> **Exercise directions**
Skip the pictures. Repeat everything else in the records word for word.

────────────────────────────────────────

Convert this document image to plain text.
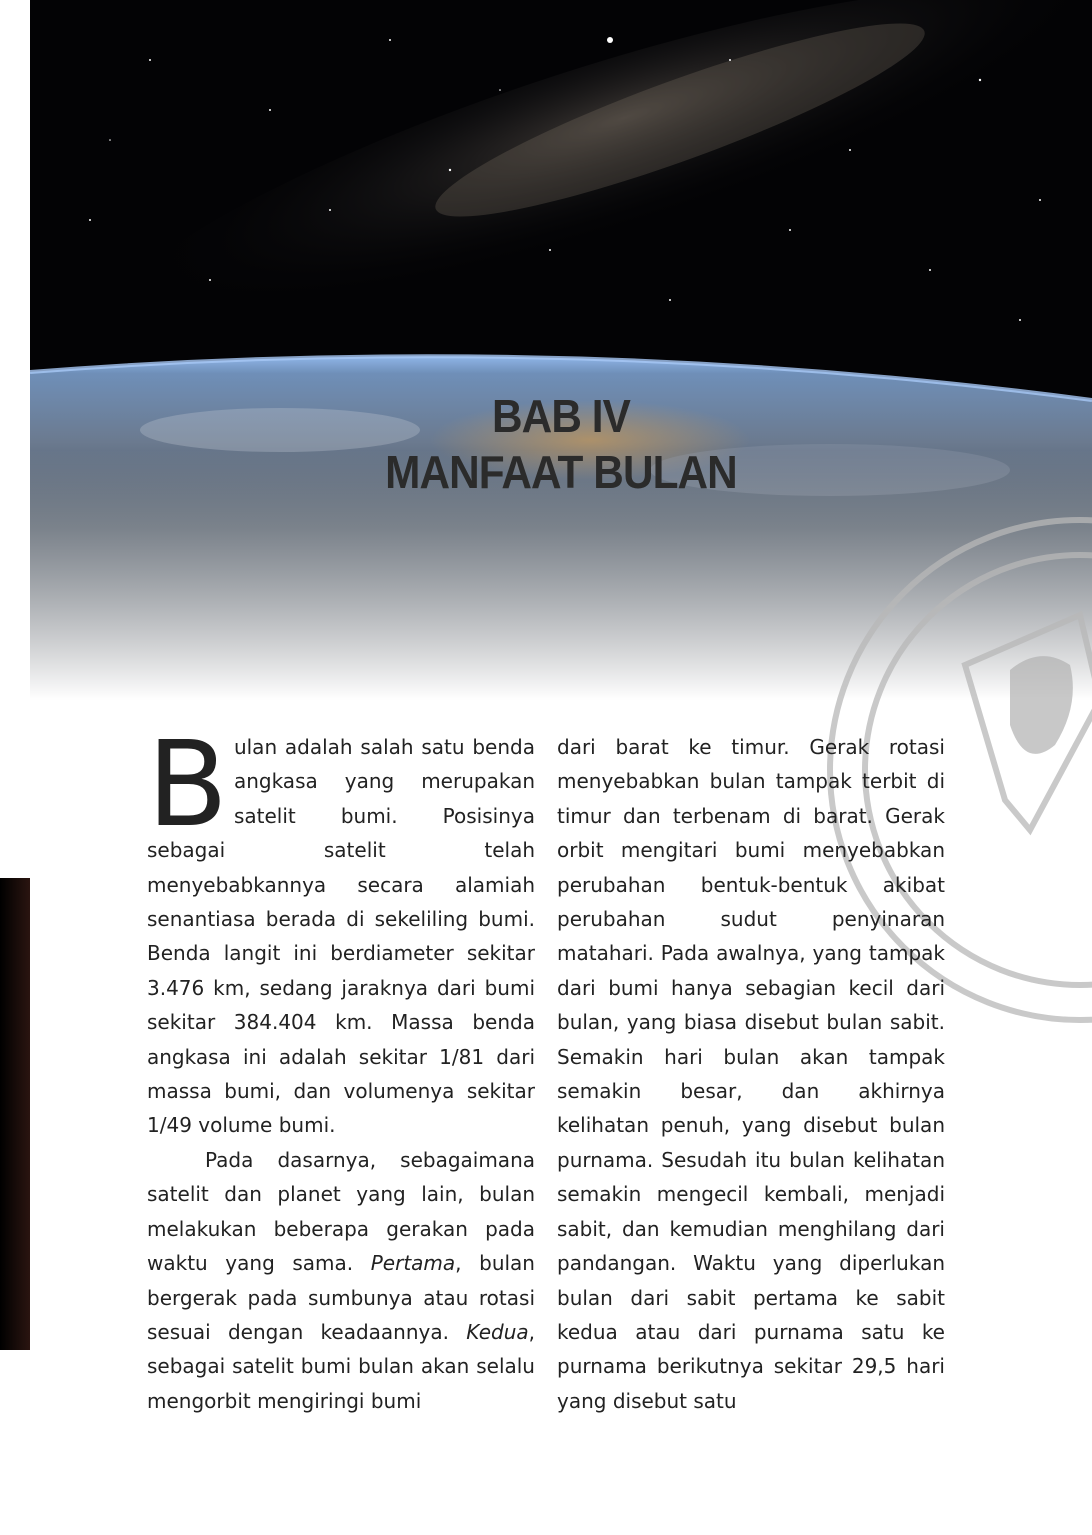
BAB IV
MANFAAT BULAN

Bulan adalah salah satu benda angkasa yang merupakan satelit bumi. Posisinya sebagai satelit telah menyebabkannya secara alamiah senantiasa berada di sekeliling bumi. Benda langit ini berdiameter sekitar 3.476 km, sedang jaraknya dari bumi sekitar 384.404 km. Massa benda angkasa ini adalah sekitar 1/81 dari massa bumi, dan volumenya sekitar 1/49 volume bumi.

Pada dasarnya, sebagaimana satelit dan planet yang lain, bulan melakukan beberapa gerakan pada waktu yang sama. Pertama, bulan bergerak pada sumbunya atau rotasi sesuai dengan keadaannya. Kedua, sebagai satelit bumi bulan akan selalu mengorbit mengiringi bumi

dari barat ke timur. Gerak rotasi menyebabkan bulan tampak terbit di timur dan terbenam di barat. Gerak orbit mengitari bumi menyebabkan perubahan bentuk-bentuk akibat perubahan sudut penyinaran matahari. Pada awalnya, yang tampak dari bumi hanya sebagian kecil dari bulan, yang biasa disebut bulan sabit. Semakin hari bulan akan tampak semakin besar, dan akhirnya kelihatan penuh, yang disebut bulan purnama. Sesudah itu bulan kelihatan semakin mengecil kembali, menjadi sabit, dan kemudian menghilang dari pandangan. Waktu yang diperlukan bulan dari sabit pertama ke sabit kedua atau dari purnama satu ke purnama berikutnya sekitar 29,5 hari yang disebut satu
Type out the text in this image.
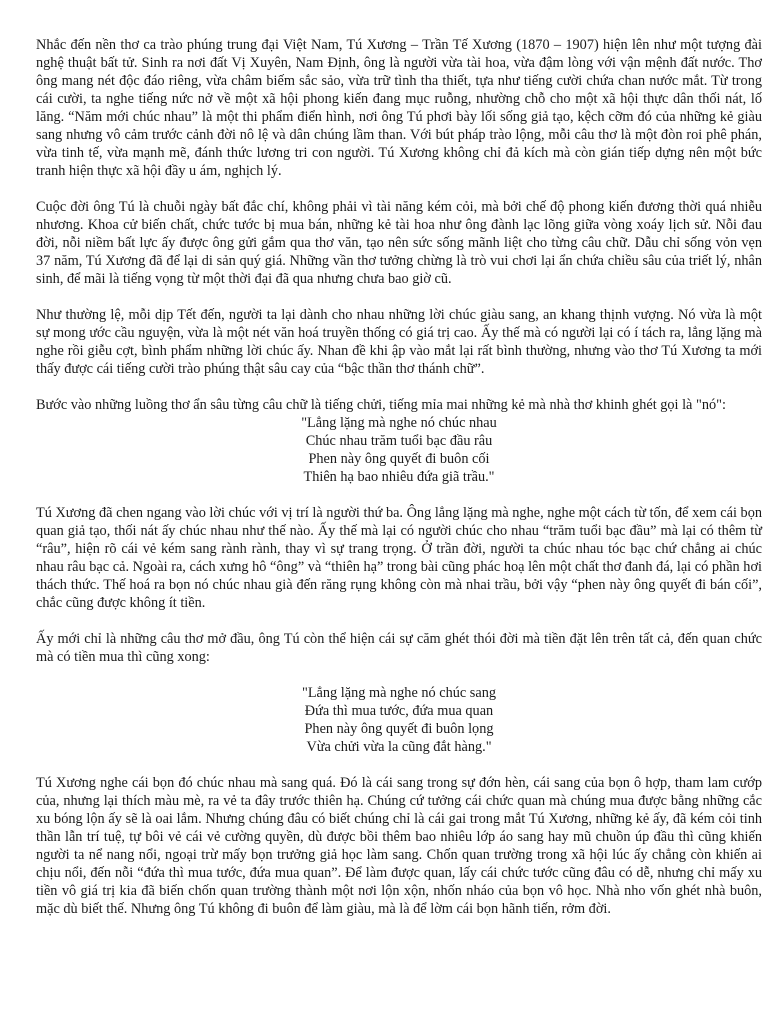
Nhắc đến nền thơ ca trào phúng trung đại Việt Nam, Tú Xương – Trần Tế Xương (1870 – 1907) hiện lên như một tượng đài nghệ thuật bất tử. Sinh ra nơi đất Vị Xuyên, Nam Định, ông là người vừa tài hoa, vừa đậm lòng với vận mệnh đất nước. Thơ ông mang nét độc đáo riêng, vừa châm biếm sắc sảo, vừa trữ tình tha thiết, tựa như tiếng cười chứa chan nước mắt. Từ trong cái cười, ta nghe tiếng nức nở về một xã hội phong kiến đang mục ruỗng, nhường chỗ cho một xã hội thực dân thối nát, lố lăng. “Năm mới chúc nhau” là một thi phẩm điển hình, nơi ông Tú phơi bày lối sống giả tạo, kệch cỡm đó của những kẻ giàu sang nhưng vô cảm trước cảnh đời nô lệ và dân chúng lầm than. Với bút pháp trào lộng, mỗi câu thơ là một đòn roi phê phán, vừa tinh tế, vừa mạnh mẽ, đánh thức lương tri con người. Tú Xương không chỉ đả kích mà còn gián tiếp dựng nên một bức tranh hiện thực xã hội đầy u ám, nghịch lý.

Cuộc đời ông Tú là chuỗi ngày bất đắc chí, không phải vì tài năng kém cỏi, mà bởi chế độ phong kiến đương thời quá nhiễu nhương. Khoa cử biến chất, chức tước bị mua bán, những kẻ tài hoa như ông đành lạc lõng giữa vòng xoáy lịch sử. Nỗi đau đời, nỗi niềm bất lực ấy được ông gửi gắm qua thơ văn, tạo nên sức sống mãnh liệt cho từng câu chữ. Dẫu chỉ sống vỏn vẹn 37 năm, Tú Xương đã để lại di sản quý giá. Những vần thơ tưởng chừng là trò vui chơi lại ẩn chứa chiều sâu của triết lý, nhân sinh, để mãi là tiếng vọng từ một thời đại đã qua nhưng chưa bao giờ cũ.

Như thường lệ, mỗi dịp Tết đến, người ta lại dành cho nhau những lời chúc giàu sang, an khang thịnh vượng. Nó vừa là một sự mong ước cầu nguyện, vừa là một nét văn hoá truyền thống có giá trị cao. Ấy thế mà có người lại có í tách ra, lẳng lặng mà nghe rồi giễu cợt, bình phẩm những lời chúc ấy. Nhan đề khi ập vào mắt lại rất bình thường, nhưng vào thơ Tú Xương ta mới thấy được cái tiếng cười trào phúng thật sâu cay của “bậc thần thơ thánh chữ”.

Bước vào những luồng thơ ẩn sâu từng câu chữ là tiếng chửi, tiếng mỉa mai những kẻ mà nhà thơ khinh ghét gọi là "nó":

"Lẳng lặng mà nghe nó chúc nhau
Chúc nhau trăm tuổi bạc đầu râu
Phen này ông quyết đi buôn cối
Thiên hạ bao nhiêu đứa giã trầu."

Tú Xương đã chen ngang vào lời chúc với vị trí là người thứ ba. Ông lẳng lặng mà nghe, nghe một cách từ tốn, để xem cái bọn quan giả tạo, thối nát ấy chúc nhau như thế nào. Ấy thế mà lại có người chúc cho nhau “trăm tuổi bạc đầu” mà lại có thêm từ “râu”, hiện rõ cái vẻ kém sang rành rành, thay vì sự trang trọng. Ở trần đời, người ta chúc nhau tóc bạc chứ chẳng ai chúc nhau râu bạc cả. Ngoài ra, cách xưng hô “ông” và “thiên hạ” trong bài cũng phác hoạ lên một chất thơ đanh đá, lại có phần hơi thách thức. Thế hoá ra bọn nó chúc nhau già đến răng rụng không còn mà nhai trầu, bởi vậy “phen này ông quyết đi bán cối”, chắc cũng được không ít tiền.

Ấy mới chỉ là những câu thơ mở đầu, ông Tú còn thể hiện cái sự căm ghét thói đời mà tiền đặt lên trên tất cả, đến quan chức mà có tiền mua thì cũng xong:

"Lẳng lặng mà nghe nó chúc sang
Đứa thì mua tước, đứa mua quan
Phen này ông quyết đi buôn lọng
Vừa chửi vừa la cũng đắt hàng."

Tú Xương nghe cái bọn đó chúc nhau mà sang quá. Đó là cái sang trong sự đớn hèn, cái sang của bọn ô hợp, tham lam cướp của, nhưng lại thích màu mè, ra vẻ ta đây trước thiên hạ. Chúng cứ tưởng cái chức quan mà chúng mua được bằng những cắc xu bóng lộn ấy sẽ là oai lắm. Nhưng chúng đâu có biết chúng chỉ là cái gai trong mắt Tú Xương, những kẻ ấy, đã kém cỏi tinh thần lẫn trí tuệ, tự bôi vẻ cái vẻ cường quyền, dù được bồi thêm bao nhiêu lớp áo sang hay mũ chuồn úp đầu thì cũng khiến người ta nể nang nổi, ngoại trừ mấy bọn trưởng giả học làm sang. Chốn quan trường trong xã hội lúc ấy chẳng còn khiến ai chịu nổi, đến nỗi “đứa thì mua tước, đứa mua quan”. Để làm được quan, lấy cái chức tước cũng đâu có dễ, nhưng chỉ mấy xu tiền vô giá trị kia đã biến chốn quan trường thành một nơi lộn xộn, nhốn nháo của bọn vô học. Nhà nho vốn ghét nhà buôn, mặc dù biết thế. Nhưng ông Tú không đi buôn để làm giàu, mà là để lờm cái bọn hãnh tiến, rởm đời.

────────────────────────────────────────

> **Output below**
Convert this document image to plain text.
BAB IV
MANFAAT BULAN

Bulan adalah salah satu benda angkasa yang merupakan satelit bumi. Posisinya sebagai satelit telah menyebabkannya secara alamiah senantiasa berada di sekeliling bumi. Benda langit ini berdiameter sekitar 3.476 km, sedang jaraknya dari bumi sekitar 384.404 km. Massa benda angkasa ini adalah sekitar 1/81 dari massa bumi, dan volumenya sekitar 1/49 volume bumi.

Pada dasarnya, sebagaimana satelit dan planet yang lain, bulan melakukan beberapa gerakan pada waktu yang sama. Pertama, bulan bergerak pada sumbunya atau rotasi sesuai dengan keadaannya. Kedua, sebagai satelit bumi bulan akan selalu mengorbit mengiringi bumi

dari barat ke timur. Gerak rotasi menyebabkan bulan tampak terbit di timur dan terbenam di barat. Gerak orbit mengitari bumi menyebabkan perubahan bentuk-bentuk akibat perubahan sudut penyinaran matahari. Pada awalnya, yang tampak dari bumi hanya sebagian kecil dari bulan, yang biasa disebut bulan sabit. Semakin hari bulan akan tampak semakin besar, dan akhirnya kelihatan penuh, yang disebut bulan purnama. Sesudah itu bulan kelihatan semakin mengecil kembali, menjadi sabit, dan kemudian menghilang dari pandangan. Waktu yang diperlukan bulan dari sabit pertama ke sabit kedua atau dari purnama satu ke purnama berikutnya sekitar 29,5 hari yang disebut satu
Type out the text in this image.
Nhắc đến nền thơ ca trào phúng trung đại Việt Nam, Tú Xương – Trần Tế Xương (1870 – 1907) hiện lên như một tượng đài nghệ thuật bất tử. Sinh ra nơi đất Vị Xuyên, Nam Định, ông là người vừa tài hoa, vừa đậm lòng với vận mệnh đất nước. Thơ ông mang nét độc đáo riêng, vừa châm biếm sắc sảo, vừa trữ tình tha thiết, tựa như tiếng cười chứa chan nước mắt. Từ trong cái cười, ta nghe tiếng nức nở về một xã hội phong kiến đang mục ruỗng, nhường chỗ cho một xã hội thực dân thối nát, lố lăng. “Năm mới chúc nhau” là một thi phẩm điển hình, nơi ông Tú phơi bày lối sống giả tạo, kệch cỡm đó của những kẻ giàu sang nhưng vô cảm trước cảnh đời nô lệ và dân chúng lầm than. Với bút pháp trào lộng, mỗi câu thơ là một đòn roi phê phán, vừa tinh tế, vừa mạnh mẽ, đánh thức lương tri con người. Tú Xương không chỉ đả kích mà còn gián tiếp dựng nên một bức tranh hiện thực xã hội đầy u ám, nghịch lý.

Cuộc đời ông Tú là chuỗi ngày bất đắc chí, không phải vì tài năng kém cỏi, mà bởi chế độ phong kiến đương thời quá nhiễu nhương. Khoa cử biến chất, chức tước bị mua bán, những kẻ tài hoa như ông đành lạc lõng giữa vòng xoáy lịch sử. Nỗi đau đời, nỗi niềm bất lực ấy được ông gửi gắm qua thơ văn, tạo nên sức sống mãnh liệt cho từng câu chữ. Dẫu chỉ sống vỏn vẹn 37 năm, Tú Xương đã để lại di sản quý giá. Những vần thơ tưởng chừng là trò vui chơi lại ẩn chứa chiều sâu của triết lý, nhân sinh, để mãi là tiếng vọng từ một thời đại đã qua nhưng chưa bao giờ cũ.

Như thường lệ, mỗi dịp Tết đến, người ta lại dành cho nhau những lời chúc giàu sang, an khang thịnh vượng. Nó vừa là một sự mong ước cầu nguyện, vừa là một nét văn hoá truyền thống có giá trị cao. Ấy thế mà có người lại có í tách ra, lẳng lặng mà nghe rồi giễu cợt, bình phẩm những lời chúc ấy. Nhan đề khi ập vào mắt lại rất bình thường, nhưng vào thơ Tú Xương ta mới thấy được cái tiếng cười trào phúng thật sâu cay của “bậc thần thơ thánh chữ”.

Bước vào những luồng thơ ẩn sâu từng câu chữ là tiếng chửi, tiếng mỉa mai những kẻ mà nhà thơ khinh ghét gọi là "nó":

"Lẳng lặng mà nghe nó chúc nhau
Chúc nhau trăm tuổi bạc đầu râu
Phen này ông quyết đi buôn cối
Thiên hạ bao nhiêu đứa giã trầu."

Tú Xương đã chen ngang vào lời chúc với vị trí là người thứ ba. Ông lẳng lặng mà nghe, nghe một cách từ tốn, để xem cái bọn quan giả tạo, thối nát ấy chúc nhau như thế nào. Ấy thế mà lại có người chúc cho nhau “trăm tuổi bạc đầu” mà lại có thêm từ “râu”, hiện rõ cái vẻ kém sang rành rành, thay vì sự trang trọng. Ở trần đời, người ta chúc nhau tóc bạc chứ chẳng ai chúc nhau râu bạc cả. Ngoài ra, cách xưng hô “ông” và “thiên hạ” trong bài cũng phác hoạ lên một chất thơ đanh đá, lại có phần hơi thách thức. Thế hoá ra bọn nó chúc nhau già đến răng rụng không còn mà nhai trầu, bởi vậy “phen này ông quyết đi bán cối”, chắc cũng được không ít tiền.

Ấy mới chỉ là những câu thơ mở đầu, ông Tú còn thể hiện cái sự căm ghét thói đời mà tiền đặt lên trên tất cả, đến quan chức mà có tiền mua thì cũng xong:

"Lẳng lặng mà nghe nó chúc sang
Đứa thì mua tước, đứa mua quan
Phen này ông quyết đi buôn lọng
Vừa chửi vừa la cũng đắt hàng."

Tú Xương nghe cái bọn đó chúc nhau mà sang quá. Đó là cái sang trong sự đớn hèn, cái sang của bọn ô hợp, tham lam cướp của, nhưng lại thích màu mè, ra vẻ ta đây trước thiên hạ. Chúng cứ tưởng cái chức quan mà chúng mua được bằng những cắc xu bóng lộn ấy sẽ là oai lắm. Nhưng chúng đâu có biết chúng chỉ là cái gai trong mắt Tú Xương, những kẻ ấy, đã kém cỏi tinh thần lẫn trí tuệ, tự bôi vẻ cái vẻ cường quyền, dù được bồi thêm bao nhiêu lớp áo sang hay mũ chuồn úp đầu thì cũng khiến người ta nể nang nổi, ngoại trừ mấy bọn trưởng giả học làm sang. Chốn quan trường trong xã hội lúc ấy chẳng còn khiến ai chịu nổi, đến nỗi “đứa thì mua tước, đứa mua quan”. Để làm được quan, lấy cái chức tước cũng đâu có dễ, nhưng chỉ mấy xu tiền vô giá trị kia đã biến chốn quan trường thành một nơi lộn xộn, nhốn nháo của bọn vô học. Nhà nho vốn ghét nhà buôn, mặc dù biết thế. Nhưng ông Tú không đi buôn để làm giàu, mà là để lờm cái bọn hãnh tiến, rởm đời.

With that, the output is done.